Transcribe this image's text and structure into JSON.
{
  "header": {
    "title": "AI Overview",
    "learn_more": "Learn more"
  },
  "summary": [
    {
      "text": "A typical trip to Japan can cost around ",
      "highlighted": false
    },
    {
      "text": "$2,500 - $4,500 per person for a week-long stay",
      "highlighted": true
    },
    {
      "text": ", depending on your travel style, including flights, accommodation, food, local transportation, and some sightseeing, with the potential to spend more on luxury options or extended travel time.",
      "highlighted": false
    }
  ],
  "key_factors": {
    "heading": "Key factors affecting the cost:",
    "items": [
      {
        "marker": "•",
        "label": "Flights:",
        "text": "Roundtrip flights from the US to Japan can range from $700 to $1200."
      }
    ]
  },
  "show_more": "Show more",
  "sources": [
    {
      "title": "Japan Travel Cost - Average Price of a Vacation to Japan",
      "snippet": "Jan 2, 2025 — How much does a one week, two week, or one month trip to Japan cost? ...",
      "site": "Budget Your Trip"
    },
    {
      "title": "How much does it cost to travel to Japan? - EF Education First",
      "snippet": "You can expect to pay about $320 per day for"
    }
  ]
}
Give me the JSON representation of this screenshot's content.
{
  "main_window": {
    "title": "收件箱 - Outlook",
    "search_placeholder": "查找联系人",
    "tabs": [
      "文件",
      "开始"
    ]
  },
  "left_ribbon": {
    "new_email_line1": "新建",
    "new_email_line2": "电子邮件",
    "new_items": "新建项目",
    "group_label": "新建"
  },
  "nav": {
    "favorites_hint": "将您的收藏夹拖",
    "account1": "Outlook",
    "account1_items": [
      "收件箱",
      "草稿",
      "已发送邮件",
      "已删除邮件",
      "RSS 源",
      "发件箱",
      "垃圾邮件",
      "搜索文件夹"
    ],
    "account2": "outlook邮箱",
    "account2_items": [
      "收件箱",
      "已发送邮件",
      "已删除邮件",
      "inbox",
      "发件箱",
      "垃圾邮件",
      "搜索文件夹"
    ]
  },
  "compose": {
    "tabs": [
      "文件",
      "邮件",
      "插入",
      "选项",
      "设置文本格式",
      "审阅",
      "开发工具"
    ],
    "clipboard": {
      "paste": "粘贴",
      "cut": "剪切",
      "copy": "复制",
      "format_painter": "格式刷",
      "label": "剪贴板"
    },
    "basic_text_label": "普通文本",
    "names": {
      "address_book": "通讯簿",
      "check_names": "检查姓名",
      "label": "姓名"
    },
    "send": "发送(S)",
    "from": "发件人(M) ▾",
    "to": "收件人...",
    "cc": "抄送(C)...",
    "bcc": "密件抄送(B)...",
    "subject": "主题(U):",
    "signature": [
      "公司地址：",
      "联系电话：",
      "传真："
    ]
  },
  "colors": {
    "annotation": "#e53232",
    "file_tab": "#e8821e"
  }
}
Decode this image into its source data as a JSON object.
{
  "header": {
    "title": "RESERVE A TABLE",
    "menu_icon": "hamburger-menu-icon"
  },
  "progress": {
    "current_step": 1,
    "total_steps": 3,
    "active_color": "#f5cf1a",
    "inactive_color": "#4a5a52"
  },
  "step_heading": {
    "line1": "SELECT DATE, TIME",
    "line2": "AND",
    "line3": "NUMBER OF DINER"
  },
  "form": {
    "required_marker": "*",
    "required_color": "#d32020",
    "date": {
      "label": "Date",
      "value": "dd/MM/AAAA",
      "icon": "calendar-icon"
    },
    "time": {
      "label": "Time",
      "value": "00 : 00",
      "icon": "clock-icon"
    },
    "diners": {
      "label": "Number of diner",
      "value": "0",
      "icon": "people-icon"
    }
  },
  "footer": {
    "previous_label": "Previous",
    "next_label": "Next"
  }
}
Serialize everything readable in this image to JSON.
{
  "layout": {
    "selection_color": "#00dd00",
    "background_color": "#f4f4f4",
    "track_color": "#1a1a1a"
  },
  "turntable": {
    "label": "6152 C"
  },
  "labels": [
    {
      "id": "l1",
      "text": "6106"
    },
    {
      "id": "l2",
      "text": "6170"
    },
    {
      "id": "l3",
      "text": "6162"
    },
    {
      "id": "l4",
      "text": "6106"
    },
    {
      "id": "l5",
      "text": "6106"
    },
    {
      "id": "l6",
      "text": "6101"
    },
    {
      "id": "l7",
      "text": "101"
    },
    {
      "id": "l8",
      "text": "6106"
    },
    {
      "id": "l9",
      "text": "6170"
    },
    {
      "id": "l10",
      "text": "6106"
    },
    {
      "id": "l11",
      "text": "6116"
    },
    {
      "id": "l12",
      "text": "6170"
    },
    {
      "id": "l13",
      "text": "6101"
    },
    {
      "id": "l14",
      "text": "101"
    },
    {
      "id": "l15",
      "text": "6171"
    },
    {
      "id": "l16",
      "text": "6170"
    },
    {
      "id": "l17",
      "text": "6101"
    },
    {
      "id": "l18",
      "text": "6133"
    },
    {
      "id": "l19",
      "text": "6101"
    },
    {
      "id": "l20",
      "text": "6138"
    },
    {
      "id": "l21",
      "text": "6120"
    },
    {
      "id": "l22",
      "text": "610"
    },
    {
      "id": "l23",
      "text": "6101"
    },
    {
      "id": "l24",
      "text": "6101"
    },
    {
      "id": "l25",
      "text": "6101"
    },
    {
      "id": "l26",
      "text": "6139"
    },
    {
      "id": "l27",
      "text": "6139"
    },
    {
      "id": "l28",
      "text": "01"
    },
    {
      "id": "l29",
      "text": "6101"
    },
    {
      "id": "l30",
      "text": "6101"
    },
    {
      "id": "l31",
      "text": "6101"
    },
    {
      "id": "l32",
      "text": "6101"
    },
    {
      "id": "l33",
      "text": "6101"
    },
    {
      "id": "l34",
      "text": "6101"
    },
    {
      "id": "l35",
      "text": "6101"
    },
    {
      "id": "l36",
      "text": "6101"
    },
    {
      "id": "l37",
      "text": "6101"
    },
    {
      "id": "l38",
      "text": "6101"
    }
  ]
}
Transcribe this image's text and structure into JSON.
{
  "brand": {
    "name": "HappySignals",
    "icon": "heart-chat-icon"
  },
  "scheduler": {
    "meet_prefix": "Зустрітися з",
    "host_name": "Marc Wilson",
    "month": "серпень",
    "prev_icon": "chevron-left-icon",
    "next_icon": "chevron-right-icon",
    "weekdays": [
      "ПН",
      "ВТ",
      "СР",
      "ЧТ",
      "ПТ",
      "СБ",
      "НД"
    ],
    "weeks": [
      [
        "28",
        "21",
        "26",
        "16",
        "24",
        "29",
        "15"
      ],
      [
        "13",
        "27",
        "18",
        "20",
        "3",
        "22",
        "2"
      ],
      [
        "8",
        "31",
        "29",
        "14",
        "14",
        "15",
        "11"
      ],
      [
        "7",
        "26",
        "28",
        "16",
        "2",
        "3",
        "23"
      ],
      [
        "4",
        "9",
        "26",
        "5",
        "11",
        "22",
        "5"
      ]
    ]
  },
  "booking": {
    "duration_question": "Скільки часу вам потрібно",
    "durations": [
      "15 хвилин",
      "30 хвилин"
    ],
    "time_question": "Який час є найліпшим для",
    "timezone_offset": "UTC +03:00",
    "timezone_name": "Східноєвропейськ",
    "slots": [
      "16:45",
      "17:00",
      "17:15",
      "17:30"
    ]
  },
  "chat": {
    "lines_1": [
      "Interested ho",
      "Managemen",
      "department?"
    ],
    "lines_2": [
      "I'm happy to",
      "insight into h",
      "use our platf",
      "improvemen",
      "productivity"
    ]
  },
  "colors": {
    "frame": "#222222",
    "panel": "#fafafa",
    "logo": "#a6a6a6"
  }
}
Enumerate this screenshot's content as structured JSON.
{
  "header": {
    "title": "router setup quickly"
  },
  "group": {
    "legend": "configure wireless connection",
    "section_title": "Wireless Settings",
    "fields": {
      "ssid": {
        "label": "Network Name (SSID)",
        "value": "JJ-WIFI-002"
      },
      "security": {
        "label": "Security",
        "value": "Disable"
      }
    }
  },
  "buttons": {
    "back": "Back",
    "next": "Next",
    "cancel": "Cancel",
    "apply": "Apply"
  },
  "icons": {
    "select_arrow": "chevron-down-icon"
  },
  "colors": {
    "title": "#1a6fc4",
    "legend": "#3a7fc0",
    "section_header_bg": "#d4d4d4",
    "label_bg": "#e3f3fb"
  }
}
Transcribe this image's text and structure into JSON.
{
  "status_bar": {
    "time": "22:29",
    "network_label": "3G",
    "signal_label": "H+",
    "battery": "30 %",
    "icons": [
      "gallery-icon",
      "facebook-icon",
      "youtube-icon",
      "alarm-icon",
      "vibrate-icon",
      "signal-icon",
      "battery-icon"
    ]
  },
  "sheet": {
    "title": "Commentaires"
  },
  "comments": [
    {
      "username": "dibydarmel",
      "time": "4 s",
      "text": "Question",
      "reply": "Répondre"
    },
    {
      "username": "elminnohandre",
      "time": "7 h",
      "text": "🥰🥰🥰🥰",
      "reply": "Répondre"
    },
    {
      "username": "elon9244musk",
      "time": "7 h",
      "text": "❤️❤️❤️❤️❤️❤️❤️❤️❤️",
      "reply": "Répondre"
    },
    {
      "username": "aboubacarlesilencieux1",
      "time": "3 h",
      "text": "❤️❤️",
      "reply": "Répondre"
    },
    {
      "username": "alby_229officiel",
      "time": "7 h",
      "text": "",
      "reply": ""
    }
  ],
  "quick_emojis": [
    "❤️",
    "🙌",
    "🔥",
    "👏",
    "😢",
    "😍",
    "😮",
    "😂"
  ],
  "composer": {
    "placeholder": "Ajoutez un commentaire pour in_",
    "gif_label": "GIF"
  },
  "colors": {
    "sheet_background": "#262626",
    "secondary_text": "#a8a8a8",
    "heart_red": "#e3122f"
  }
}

========

# [What is expected]
Give the count of lines in the data shown above that contain "legend", and nothing else.

# [Task answer]
2